**Aim:** Exactly as given, repeat all of the entries.

**Supplied material:**
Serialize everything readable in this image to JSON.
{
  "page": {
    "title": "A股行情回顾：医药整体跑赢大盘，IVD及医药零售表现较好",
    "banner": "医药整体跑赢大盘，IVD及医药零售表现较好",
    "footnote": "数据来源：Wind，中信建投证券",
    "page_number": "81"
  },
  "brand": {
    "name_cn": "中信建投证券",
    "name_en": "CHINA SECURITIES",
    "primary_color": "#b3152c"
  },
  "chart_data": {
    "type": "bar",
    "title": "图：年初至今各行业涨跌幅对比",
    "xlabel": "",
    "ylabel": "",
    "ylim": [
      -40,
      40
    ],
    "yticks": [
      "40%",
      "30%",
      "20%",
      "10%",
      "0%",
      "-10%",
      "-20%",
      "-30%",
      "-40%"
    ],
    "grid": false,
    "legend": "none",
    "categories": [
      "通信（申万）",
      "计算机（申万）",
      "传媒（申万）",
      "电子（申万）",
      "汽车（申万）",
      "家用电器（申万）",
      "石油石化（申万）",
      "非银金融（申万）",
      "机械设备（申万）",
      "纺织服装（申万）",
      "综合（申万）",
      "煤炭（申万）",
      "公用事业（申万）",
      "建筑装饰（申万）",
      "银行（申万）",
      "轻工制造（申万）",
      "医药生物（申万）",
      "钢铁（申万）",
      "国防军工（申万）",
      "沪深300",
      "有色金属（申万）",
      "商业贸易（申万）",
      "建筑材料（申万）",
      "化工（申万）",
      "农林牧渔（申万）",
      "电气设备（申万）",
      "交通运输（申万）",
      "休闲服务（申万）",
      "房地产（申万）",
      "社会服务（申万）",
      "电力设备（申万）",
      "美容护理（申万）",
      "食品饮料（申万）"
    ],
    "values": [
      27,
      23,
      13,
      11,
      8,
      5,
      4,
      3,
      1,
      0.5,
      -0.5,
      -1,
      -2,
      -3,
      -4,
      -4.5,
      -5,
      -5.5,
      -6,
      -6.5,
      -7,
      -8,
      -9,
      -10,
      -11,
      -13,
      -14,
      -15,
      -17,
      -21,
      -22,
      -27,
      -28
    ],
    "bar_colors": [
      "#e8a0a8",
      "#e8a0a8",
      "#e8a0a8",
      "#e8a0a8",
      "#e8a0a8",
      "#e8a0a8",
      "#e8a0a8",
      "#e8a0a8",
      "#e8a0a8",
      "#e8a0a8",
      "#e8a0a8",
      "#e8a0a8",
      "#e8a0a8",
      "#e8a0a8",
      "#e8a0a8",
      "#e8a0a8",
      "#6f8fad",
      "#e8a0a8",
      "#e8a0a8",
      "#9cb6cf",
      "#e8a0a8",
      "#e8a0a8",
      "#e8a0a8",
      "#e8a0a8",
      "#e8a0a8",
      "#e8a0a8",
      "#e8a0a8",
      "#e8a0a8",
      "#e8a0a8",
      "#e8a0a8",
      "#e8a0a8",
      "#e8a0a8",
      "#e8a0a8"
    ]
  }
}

**Exercise answer:**
Serialize everything readable in this image to JSON.
{
  "page": {
    "title": "A股行情回顾：医药整体跑赢大盘，IVD及医药零售表现较好",
    "banner": "医药整体跑赢大盘，IVD及医药零售表现较好",
    "footnote": "数据来源：Wind，中信建投证券",
    "page_number": "81"
  },
  "brand": {
    "name_cn": "中信建投证券",
    "name_en": "CHINA SECURITIES",
    "primary_color": "#b3152c"
  },
  "chart_data": {
    "type": "bar",
    "title": "图：年初至今各行业涨跌幅对比",
    "xlabel": "",
    "ylabel": "",
    "ylim": [
      -40,
      40
    ],
    "yticks": [
      "40%",
      "30%",
      "20%",
      "10%",
      "0%",
      "-10%",
      "-20%",
      "-30%",
      "-40%"
    ],
    "grid": false,
    "legend": "none",
    "categories": [
      "通信（申万）",
      "计算机（申万）",
      "传媒（申万）",
      "电子（申万）",
      "汽车（申万）",
      "家用电器（申万）",
      "石油石化（申万）",
      "非银金融（申万）",
      "机械设备（申万）",
      "纺织服装（申万）",
      "综合（申万）",
      "煤炭（申万）",
      "公用事业（申万）",
      "建筑装饰（申万）",
      "银行（申万）",
      "轻工制造（申万）",
      "医药生物（申万）",
      "钢铁（申万）",
      "国防军工（申万）",
      "沪深300",
      "有色金属（申万）",
      "商业贸易（申万）",
      "建筑材料（申万）",
      "化工（申万）",
      "农林牧渔（申万）",
      "电气设备（申万）",
      "交通运输（申万）",
      "休闲服务（申万）",
      "房地产（申万）",
      "社会服务（申万）",
      "电力设备（申万）",
      "美容护理（申万）",
      "食品饮料（申万）"
    ],
    "values": [
      27,
      23,
      13,
      11,
      8,
      5,
      4,
      3,
      1,
      0.5,
      -0.5,
      -1,
      -2,
      -3,
      -4,
      -4.5,
      -5,
      -5.5,
      -6,
      -6.5,
      -7,
      -8,
      -9,
      -10,
      -11,
      -13,
      -14,
      -15,
      -17,
      -21,
      -22,
      -27,
      -28
    ],
    "bar_colors": [
      "#e8a0a8",
      "#e8a0a8",
      "#e8a0a8",
      "#e8a0a8",
      "#e8a0a8",
      "#e8a0a8",
      "#e8a0a8",
      "#e8a0a8",
      "#e8a0a8",
      "#e8a0a8",
      "#e8a0a8",
      "#e8a0a8",
      "#e8a0a8",
      "#e8a0a8",
      "#e8a0a8",
      "#e8a0a8",
      "#6f8fad",
      "#e8a0a8",
      "#e8a0a8",
      "#9cb6cf",
      "#e8a0a8",
      "#e8a0a8",
      "#e8a0a8",
      "#e8a0a8",
      "#e8a0a8",
      "#e8a0a8",
      "#e8a0a8",
      "#e8a0a8",
      "#e8a0a8",
      "#e8a0a8",
      "#e8a0a8",
      "#e8a0a8",
      "#e8a0a8"
    ]
  }
}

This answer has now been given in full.